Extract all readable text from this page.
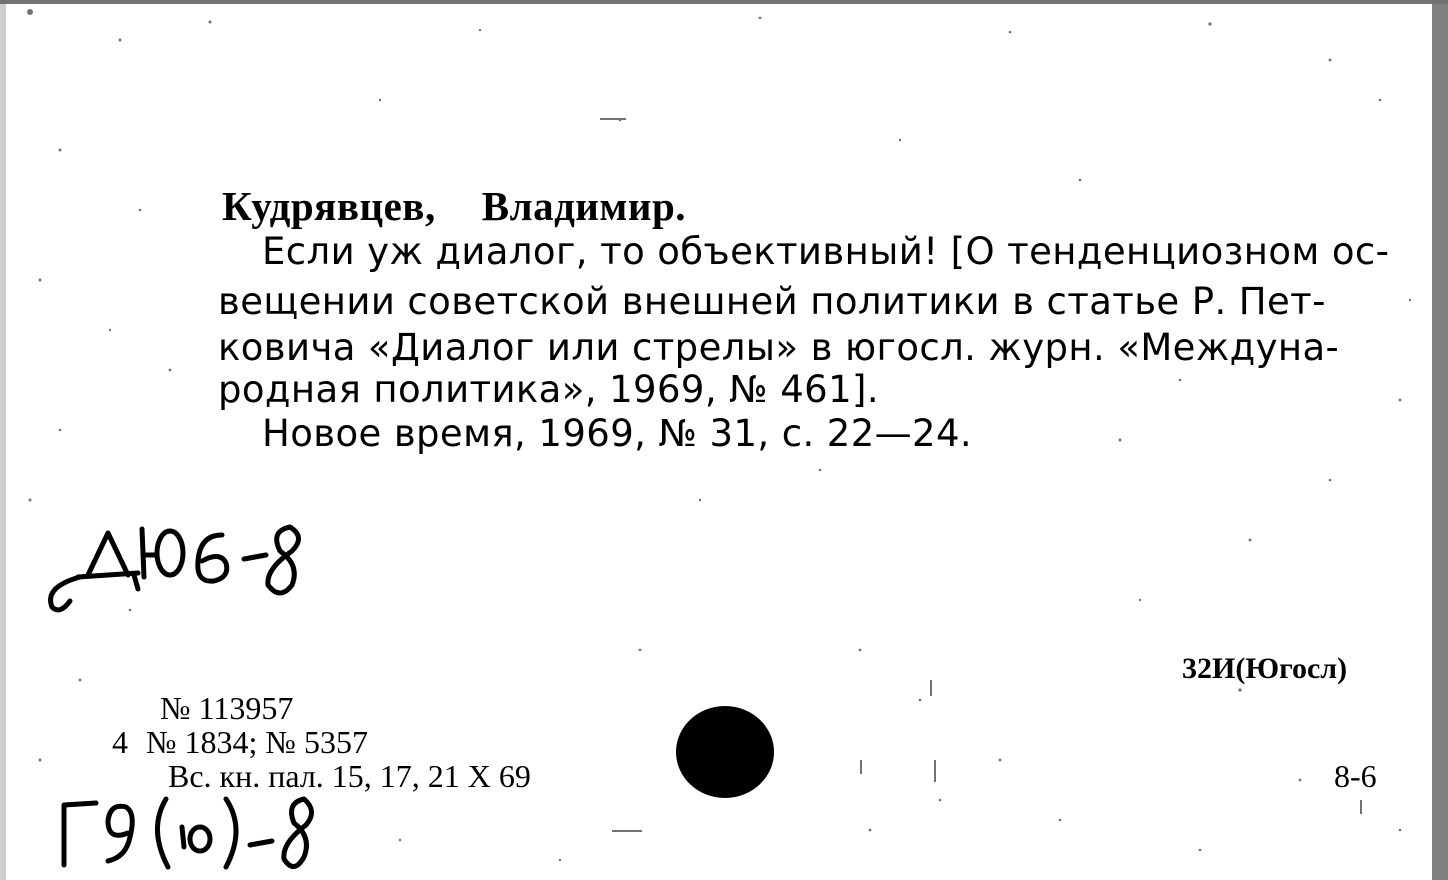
Кудрявцев, Владимир.
Если уж диалог, то объективный! [О тенденциозном ос-
вещении советской внешней политики в статье Р. Пет-
ковича «Диалог или стрелы» в югосл. журн. «Междуна-
родная политика», 1969, № 461].
Новое время, 1969, № 31, с. 22—24.
32И(Югосл)
№ 113957
4 № 1834; № 5357
Вс. кн. пал. 15, 17, 21 X 69	8-6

TASK DESCRIPTION: Go through the listing above and write it out again exactly, dropping the pictures.

RESULT FOR THIS EXERCISE:
Extract all readable text from this page.
Кудрявцев, Владимир.
Если уж диалог, то объективный! [О тенденциозном ос-
вещении советской внешней политики в статье Р. Пет-
ковича «Диалог или стрелы» в югосл. журн. «Междуна-
родная политика», 1969, № 461].
Новое время, 1969, № 31, с. 22—24.
32И(Югосл)
№ 113957
4 № 1834; № 5357
Вс. кн. пал. 15, 17, 21 X 69	8-6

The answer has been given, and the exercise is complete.